Supplied data —
• • • • •

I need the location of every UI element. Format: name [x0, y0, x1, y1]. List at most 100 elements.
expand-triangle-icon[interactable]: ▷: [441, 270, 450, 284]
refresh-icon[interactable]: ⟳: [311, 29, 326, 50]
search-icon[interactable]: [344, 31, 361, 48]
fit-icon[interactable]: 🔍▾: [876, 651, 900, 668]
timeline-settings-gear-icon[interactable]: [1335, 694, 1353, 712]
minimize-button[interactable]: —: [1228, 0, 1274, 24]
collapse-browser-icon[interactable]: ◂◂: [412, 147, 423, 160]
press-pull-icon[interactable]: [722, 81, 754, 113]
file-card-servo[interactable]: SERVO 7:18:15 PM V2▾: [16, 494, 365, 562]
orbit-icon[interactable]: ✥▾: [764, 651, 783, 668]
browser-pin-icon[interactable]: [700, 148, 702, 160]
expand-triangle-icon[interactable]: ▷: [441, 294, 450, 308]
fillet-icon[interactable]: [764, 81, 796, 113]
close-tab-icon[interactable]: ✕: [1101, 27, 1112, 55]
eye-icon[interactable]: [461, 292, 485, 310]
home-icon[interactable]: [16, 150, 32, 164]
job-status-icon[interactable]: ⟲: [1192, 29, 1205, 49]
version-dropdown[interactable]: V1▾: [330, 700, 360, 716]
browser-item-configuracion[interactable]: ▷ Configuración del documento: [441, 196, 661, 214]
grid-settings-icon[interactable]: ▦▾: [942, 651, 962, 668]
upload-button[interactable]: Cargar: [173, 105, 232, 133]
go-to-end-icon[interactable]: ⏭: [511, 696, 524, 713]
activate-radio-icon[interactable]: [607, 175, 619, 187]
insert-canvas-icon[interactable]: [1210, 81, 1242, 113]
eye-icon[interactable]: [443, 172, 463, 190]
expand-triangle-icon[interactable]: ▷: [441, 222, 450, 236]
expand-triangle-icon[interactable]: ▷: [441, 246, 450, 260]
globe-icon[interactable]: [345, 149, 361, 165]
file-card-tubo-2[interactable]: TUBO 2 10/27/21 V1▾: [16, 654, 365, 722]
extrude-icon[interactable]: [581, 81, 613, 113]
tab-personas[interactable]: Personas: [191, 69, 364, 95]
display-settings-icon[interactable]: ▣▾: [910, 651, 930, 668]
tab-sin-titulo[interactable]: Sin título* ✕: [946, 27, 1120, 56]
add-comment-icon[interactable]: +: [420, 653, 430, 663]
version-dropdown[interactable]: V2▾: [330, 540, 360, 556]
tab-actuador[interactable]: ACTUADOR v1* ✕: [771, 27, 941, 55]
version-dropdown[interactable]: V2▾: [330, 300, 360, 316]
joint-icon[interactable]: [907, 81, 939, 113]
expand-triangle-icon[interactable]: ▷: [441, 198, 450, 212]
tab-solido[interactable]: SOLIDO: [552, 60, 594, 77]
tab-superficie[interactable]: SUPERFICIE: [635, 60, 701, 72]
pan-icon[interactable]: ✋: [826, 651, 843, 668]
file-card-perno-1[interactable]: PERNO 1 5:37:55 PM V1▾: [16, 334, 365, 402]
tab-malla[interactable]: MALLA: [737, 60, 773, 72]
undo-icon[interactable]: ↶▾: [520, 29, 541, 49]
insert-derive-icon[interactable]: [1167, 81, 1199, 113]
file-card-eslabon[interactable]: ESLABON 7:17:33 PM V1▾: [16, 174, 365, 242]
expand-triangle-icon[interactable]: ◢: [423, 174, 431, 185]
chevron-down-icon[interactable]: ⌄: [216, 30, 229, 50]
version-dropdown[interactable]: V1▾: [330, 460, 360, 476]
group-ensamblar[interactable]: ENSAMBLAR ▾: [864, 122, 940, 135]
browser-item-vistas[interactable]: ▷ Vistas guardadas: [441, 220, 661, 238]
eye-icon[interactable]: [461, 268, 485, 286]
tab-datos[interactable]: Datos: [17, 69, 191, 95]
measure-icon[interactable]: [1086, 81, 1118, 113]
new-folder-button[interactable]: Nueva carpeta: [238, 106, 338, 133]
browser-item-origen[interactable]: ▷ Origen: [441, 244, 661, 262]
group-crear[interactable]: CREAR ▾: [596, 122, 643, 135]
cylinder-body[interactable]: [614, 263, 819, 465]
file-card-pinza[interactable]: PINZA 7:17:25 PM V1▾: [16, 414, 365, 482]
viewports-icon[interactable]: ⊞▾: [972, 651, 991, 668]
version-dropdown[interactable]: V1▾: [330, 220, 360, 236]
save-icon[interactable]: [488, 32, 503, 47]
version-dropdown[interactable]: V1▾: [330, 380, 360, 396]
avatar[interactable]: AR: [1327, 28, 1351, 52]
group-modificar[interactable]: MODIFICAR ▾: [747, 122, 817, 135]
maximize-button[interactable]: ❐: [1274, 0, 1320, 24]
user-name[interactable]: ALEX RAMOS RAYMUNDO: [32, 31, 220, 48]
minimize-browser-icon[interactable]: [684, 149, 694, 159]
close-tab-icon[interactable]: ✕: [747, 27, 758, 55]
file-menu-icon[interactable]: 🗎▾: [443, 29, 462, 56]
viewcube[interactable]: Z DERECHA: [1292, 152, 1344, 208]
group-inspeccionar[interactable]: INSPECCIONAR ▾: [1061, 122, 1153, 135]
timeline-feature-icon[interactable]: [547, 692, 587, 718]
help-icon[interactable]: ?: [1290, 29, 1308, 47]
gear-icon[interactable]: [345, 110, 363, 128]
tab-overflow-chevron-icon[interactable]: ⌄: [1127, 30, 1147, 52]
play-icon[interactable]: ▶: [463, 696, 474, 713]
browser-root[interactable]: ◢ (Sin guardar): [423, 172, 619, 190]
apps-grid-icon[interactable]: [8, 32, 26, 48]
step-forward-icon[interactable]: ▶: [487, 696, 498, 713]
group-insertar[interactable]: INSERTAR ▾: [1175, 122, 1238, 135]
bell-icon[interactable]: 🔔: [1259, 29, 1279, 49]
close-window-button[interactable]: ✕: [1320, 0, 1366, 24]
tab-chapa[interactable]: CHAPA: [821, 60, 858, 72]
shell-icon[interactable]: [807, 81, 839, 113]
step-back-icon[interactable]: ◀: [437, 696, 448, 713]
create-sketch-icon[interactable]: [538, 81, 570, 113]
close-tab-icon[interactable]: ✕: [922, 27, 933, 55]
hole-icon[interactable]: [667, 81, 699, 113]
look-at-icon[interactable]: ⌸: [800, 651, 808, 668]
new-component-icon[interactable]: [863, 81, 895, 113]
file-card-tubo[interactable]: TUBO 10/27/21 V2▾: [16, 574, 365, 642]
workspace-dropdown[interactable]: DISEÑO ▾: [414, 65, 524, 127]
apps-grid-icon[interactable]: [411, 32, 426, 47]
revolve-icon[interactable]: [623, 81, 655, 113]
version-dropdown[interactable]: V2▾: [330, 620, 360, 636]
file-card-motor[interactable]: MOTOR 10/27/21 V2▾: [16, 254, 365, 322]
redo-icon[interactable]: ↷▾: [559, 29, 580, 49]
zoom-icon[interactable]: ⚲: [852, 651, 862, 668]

• • • • •

Put every line of the records above into a JSON list of strings, one string per line, leaving out any blank lines.

[
  "I need the location of every UI element. Format: name [x0, y0, x1, y1]. List at most 100 elements.",
  "expand-triangle-icon[interactable]: ▷: [441, 270, 450, 284]",
  "refresh-icon[interactable]: ⟳: [311, 29, 326, 50]",
  "search-icon[interactable]: [344, 31, 361, 48]",
  "fit-icon[interactable]: 🔍▾: [876, 651, 900, 668]",
  "timeline-settings-gear-icon[interactable]: [1335, 694, 1353, 712]",
  "minimize-button[interactable]: —: [1228, 0, 1274, 24]",
  "collapse-browser-icon[interactable]: ◂◂: [412, 147, 423, 160]",
  "press-pull-icon[interactable]: [722, 81, 754, 113]",
  "file-card-servo[interactable]: SERVO 7:18:15 PM V2▾: [16, 494, 365, 562]",
  "orbit-icon[interactable]: ✥▾: [764, 651, 783, 668]",
  "browser-pin-icon[interactable]: [700, 148, 702, 160]",
  "expand-triangle-icon[interactable]: ▷: [441, 294, 450, 308]",
  "fillet-icon[interactable]: [764, 81, 796, 113]",
  "close-tab-icon[interactable]: ✕: [1101, 27, 1112, 55]",
  "eye-icon[interactable]: [461, 292, 485, 310]",
  "home-icon[interactable]: [16, 150, 32, 164]",
  "job-status-icon[interactable]: ⟲: [1192, 29, 1205, 49]",
  "version-dropdown[interactable]: V1▾: [330, 700, 360, 716]",
  "browser-item-configuracion[interactable]: ▷ Configuración del documento: [441, 196, 661, 214]",
  "grid-settings-icon[interactable]: ▦▾: [942, 651, 962, 668]",
  "upload-button[interactable]: Cargar: [173, 105, 232, 133]",
  "go-to-end-icon[interactable]: ⏭: [511, 696, 524, 713]",
  "activate-radio-icon[interactable]: [607, 175, 619, 187]",
  "insert-canvas-icon[interactable]: [1210, 81, 1242, 113]",
  "eye-icon[interactable]: [443, 172, 463, 190]",
  "expand-triangle-icon[interactable]: ▷: [441, 222, 450, 236]",
  "expand-triangle-icon[interactable]: ▷: [441, 246, 450, 260]",
  "globe-icon[interactable]: [345, 149, 361, 165]",
  "file-card-tubo-2[interactable]: TUBO 2 10/27/21 V1▾: [16, 654, 365, 722]",
  "extrude-icon[interactable]: [581, 81, 613, 113]",
  "tab-personas[interactable]: Personas: [191, 69, 364, 95]",
  "display-settings-icon[interactable]: ▣▾: [910, 651, 930, 668]",
  "tab-sin-titulo[interactable]: Sin título* ✕: [946, 27, 1120, 56]",
  "add-comment-icon[interactable]: +: [420, 653, 430, 663]",
  "version-dropdown[interactable]: V2▾: [330, 540, 360, 556]",
  "tab-actuador[interactable]: ACTUADOR v1* ✕: [771, 27, 941, 55]",
  "version-dropdown[interactable]: V2▾: [330, 300, 360, 316]",
  "joint-icon[interactable]: [907, 81, 939, 113]",
  "expand-triangle-icon[interactable]: ▷: [441, 198, 450, 212]",
  "tab-solido[interactable]: SOLIDO: [552, 60, 594, 77]",
  "tab-superficie[interactable]: SUPERFICIE: [635, 60, 701, 72]",
  "pan-icon[interactable]: ✋: [826, 651, 843, 668]",
  "file-card-perno-1[interactable]: PERNO 1 5:37:55 PM V1▾: [16, 334, 365, 402]",
  "tab-malla[interactable]: MALLA: [737, 60, 773, 72]",
  "undo-icon[interactable]: ↶▾: [520, 29, 541, 49]",
  "insert-derive-icon[interactable]: [1167, 81, 1199, 113]",
  "file-card-eslabon[interactable]: ESLABON 7:17:33 PM V1▾: [16, 174, 365, 242]",
  "expand-triangle-icon[interactable]: ◢: [423, 174, 431, 185]",
  "chevron-down-icon[interactable]: ⌄: [216, 30, 229, 50]",
  "version-dropdown[interactable]: V1▾: [330, 460, 360, 476]",
  "group-ensamblar[interactable]: ENSAMBLAR ▾: [864, 122, 940, 135]",
  "browser-item-vistas[interactable]: ▷ Vistas guardadas: [441, 220, 661, 238]",
  "eye-icon[interactable]: [461, 268, 485, 286]",
  "tab-datos[interactable]: Datos: [17, 69, 191, 95]",
  "measure-icon[interactable]: [1086, 81, 1118, 113]",
  "new-folder-button[interactable]: Nueva carpeta: [238, 106, 338, 133]",
  "browser-item-origen[interactable]: ▷ Origen: [441, 244, 661, 262]",
  "group-crear[interactable]: CREAR ▾: [596, 122, 643, 135]",
  "cylinder-body[interactable]: [614, 263, 819, 465]",
  "file-card-pinza[interactable]: PINZA 7:17:25 PM V1▾: [16, 414, 365, 482]",
  "viewports-icon[interactable]: ⊞▾: [972, 651, 991, 668]",
  "version-dropdown[interactable]: V1▾: [330, 220, 360, 236]",
  "save-icon[interactable]: [488, 32, 503, 47]",
  "version-dropdown[interactable]: V1▾: [330, 380, 360, 396]",
  "avatar[interactable]: AR: [1327, 28, 1351, 52]",
  "group-modificar[interactable]: MODIFICAR ▾: [747, 122, 817, 135]",
  "maximize-button[interactable]: ❐: [1274, 0, 1320, 24]",
  "user-name[interactable]: ALEX RAMOS RAYMUNDO: [32, 31, 220, 48]",
  "minimize-browser-icon[interactable]: [684, 149, 694, 159]",
  "close-tab-icon[interactable]: ✕: [747, 27, 758, 55]",
  "file-menu-icon[interactable]: 🗎▾: [443, 29, 462, 56]",
  "viewcube[interactable]: Z DERECHA: [1292, 152, 1344, 208]",
  "group-inspeccionar[interactable]: INSPECCIONAR ▾: [1061, 122, 1153, 135]",
  "timeline-feature-icon[interactable]: [547, 692, 587, 718]",
  "help-icon[interactable]: ?: [1290, 29, 1308, 47]",
  "gear-icon[interactable]: [345, 110, 363, 128]",
  "tab-overflow-chevron-icon[interactable]: ⌄: [1127, 30, 1147, 52]",
  "play-icon[interactable]: ▶: [463, 696, 474, 713]",
  "browser-root[interactable]: ◢ (Sin guardar): [423, 172, 619, 190]",
  "apps-grid-icon[interactable]: [8, 32, 26, 48]",
  "step-forward-icon[interactable]: ▶: [487, 696, 498, 713]",
  "group-insertar[interactable]: INSERTAR ▾: [1175, 122, 1238, 135]",
  "bell-icon[interactable]: 🔔: [1259, 29, 1279, 49]",
  "close-window-button[interactable]: ✕: [1320, 0, 1366, 24]",
  "tab-chapa[interactable]: CHAPA: [821, 60, 858, 72]",
  "shell-icon[interactable]: [807, 81, 839, 113]",
  "step-back-icon[interactable]: ◀: [437, 696, 448, 713]",
  "create-sketch-icon[interactable]: [538, 81, 570, 113]",
  "close-tab-icon[interactable]: ✕: [922, 27, 933, 55]",
  "hole-icon[interactable]: [667, 81, 699, 113]",
  "look-at-icon[interactable]: ⌸: [800, 651, 808, 668]",
  "new-component-icon[interactable]: [863, 81, 895, 113]",
  "file-card-tubo[interactable]: TUBO 10/27/21 V2▾: [16, 574, 365, 642]",
  "workspace-dropdown[interactable]: DISEÑO ▾: [414, 65, 524, 127]",
  "apps-grid-icon[interactable]: [411, 32, 426, 47]",
  "revolve-icon[interactable]: [623, 81, 655, 113]",
  "version-dropdown[interactable]: V2▾: [330, 620, 360, 636]",
  "file-card-motor[interactable]: MOTOR 10/27/21 V2▾: [16, 254, 365, 322]",
  "redo-icon[interactable]: ↷▾: [559, 29, 580, 49]",
  "zoom-icon[interactable]: ⚲: [852, 651, 862, 668]"
]